Start of Records for the exercise

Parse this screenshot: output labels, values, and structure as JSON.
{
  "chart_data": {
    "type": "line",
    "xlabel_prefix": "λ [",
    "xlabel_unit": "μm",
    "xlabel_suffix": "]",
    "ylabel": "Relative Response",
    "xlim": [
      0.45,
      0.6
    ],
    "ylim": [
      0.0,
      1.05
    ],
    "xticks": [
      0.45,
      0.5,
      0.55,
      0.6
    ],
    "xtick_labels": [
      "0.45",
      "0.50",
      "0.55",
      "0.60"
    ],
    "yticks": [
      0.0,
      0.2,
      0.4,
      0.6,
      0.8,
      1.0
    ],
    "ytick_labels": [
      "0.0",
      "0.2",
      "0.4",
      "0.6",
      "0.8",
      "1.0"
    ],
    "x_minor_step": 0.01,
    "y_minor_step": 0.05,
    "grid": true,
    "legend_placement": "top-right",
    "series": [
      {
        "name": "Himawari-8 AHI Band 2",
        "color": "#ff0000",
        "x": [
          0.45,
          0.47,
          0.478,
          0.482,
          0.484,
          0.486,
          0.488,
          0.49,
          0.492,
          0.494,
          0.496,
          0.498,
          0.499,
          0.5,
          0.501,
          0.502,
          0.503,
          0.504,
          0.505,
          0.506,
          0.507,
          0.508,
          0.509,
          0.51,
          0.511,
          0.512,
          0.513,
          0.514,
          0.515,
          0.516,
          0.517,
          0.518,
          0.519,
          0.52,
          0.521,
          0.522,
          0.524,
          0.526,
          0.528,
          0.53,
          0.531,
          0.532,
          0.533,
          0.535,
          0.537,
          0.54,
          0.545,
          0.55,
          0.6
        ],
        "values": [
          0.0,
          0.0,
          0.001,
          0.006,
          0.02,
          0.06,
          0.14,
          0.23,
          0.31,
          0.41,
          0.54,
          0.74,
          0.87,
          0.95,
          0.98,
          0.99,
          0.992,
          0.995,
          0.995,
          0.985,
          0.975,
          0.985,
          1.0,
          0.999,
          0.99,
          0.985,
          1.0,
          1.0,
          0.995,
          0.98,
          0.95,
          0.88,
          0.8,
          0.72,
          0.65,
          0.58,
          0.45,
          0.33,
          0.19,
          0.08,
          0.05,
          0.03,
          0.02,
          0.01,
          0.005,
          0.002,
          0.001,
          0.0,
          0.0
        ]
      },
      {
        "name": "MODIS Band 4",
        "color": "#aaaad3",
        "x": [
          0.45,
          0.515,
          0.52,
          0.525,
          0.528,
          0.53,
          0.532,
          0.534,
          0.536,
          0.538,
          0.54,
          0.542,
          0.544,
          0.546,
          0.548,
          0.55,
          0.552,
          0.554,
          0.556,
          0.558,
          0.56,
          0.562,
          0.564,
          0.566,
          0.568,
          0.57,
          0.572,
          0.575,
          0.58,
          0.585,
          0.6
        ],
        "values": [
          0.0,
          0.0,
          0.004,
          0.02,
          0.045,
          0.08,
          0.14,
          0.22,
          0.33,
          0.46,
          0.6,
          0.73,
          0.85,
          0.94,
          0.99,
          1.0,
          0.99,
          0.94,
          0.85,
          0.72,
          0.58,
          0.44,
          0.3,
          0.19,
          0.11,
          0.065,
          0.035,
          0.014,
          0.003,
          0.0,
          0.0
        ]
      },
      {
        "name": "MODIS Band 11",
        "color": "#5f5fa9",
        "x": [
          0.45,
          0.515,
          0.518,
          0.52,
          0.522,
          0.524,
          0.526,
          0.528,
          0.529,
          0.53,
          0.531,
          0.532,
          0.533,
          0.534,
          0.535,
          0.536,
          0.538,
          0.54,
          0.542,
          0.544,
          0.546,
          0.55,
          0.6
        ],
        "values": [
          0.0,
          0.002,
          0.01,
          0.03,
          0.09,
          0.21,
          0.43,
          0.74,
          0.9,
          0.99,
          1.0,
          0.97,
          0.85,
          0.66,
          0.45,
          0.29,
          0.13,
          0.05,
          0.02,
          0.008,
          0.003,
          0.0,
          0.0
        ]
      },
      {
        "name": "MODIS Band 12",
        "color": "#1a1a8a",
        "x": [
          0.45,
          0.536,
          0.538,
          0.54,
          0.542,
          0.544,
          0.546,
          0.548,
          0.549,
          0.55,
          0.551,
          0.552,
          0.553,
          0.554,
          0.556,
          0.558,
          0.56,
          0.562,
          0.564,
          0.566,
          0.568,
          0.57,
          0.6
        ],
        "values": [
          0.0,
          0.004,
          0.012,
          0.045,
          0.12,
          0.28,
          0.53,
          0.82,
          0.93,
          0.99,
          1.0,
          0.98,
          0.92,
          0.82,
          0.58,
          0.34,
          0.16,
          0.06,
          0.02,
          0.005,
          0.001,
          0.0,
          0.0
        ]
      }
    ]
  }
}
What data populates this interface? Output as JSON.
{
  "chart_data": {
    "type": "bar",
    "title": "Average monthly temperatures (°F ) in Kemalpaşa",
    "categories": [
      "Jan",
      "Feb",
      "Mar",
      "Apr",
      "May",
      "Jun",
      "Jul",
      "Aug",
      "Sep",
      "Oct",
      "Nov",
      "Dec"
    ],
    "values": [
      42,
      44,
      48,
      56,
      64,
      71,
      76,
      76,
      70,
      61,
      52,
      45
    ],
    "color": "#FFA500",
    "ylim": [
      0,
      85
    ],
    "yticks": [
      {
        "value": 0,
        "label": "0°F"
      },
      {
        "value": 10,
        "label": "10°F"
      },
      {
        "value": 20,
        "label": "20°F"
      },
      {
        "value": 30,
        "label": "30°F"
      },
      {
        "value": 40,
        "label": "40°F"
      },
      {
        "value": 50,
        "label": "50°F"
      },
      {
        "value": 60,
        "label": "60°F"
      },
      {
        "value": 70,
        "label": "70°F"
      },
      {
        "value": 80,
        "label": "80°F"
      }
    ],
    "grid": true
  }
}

End of Records for the exercise

**Written problem:** List each line of the records that holds the string "MODIS".

**Complete output:**
        "name": "MODIS Band 4",
        "name": "MODIS Band 11",
        "name": "MODIS Band 12",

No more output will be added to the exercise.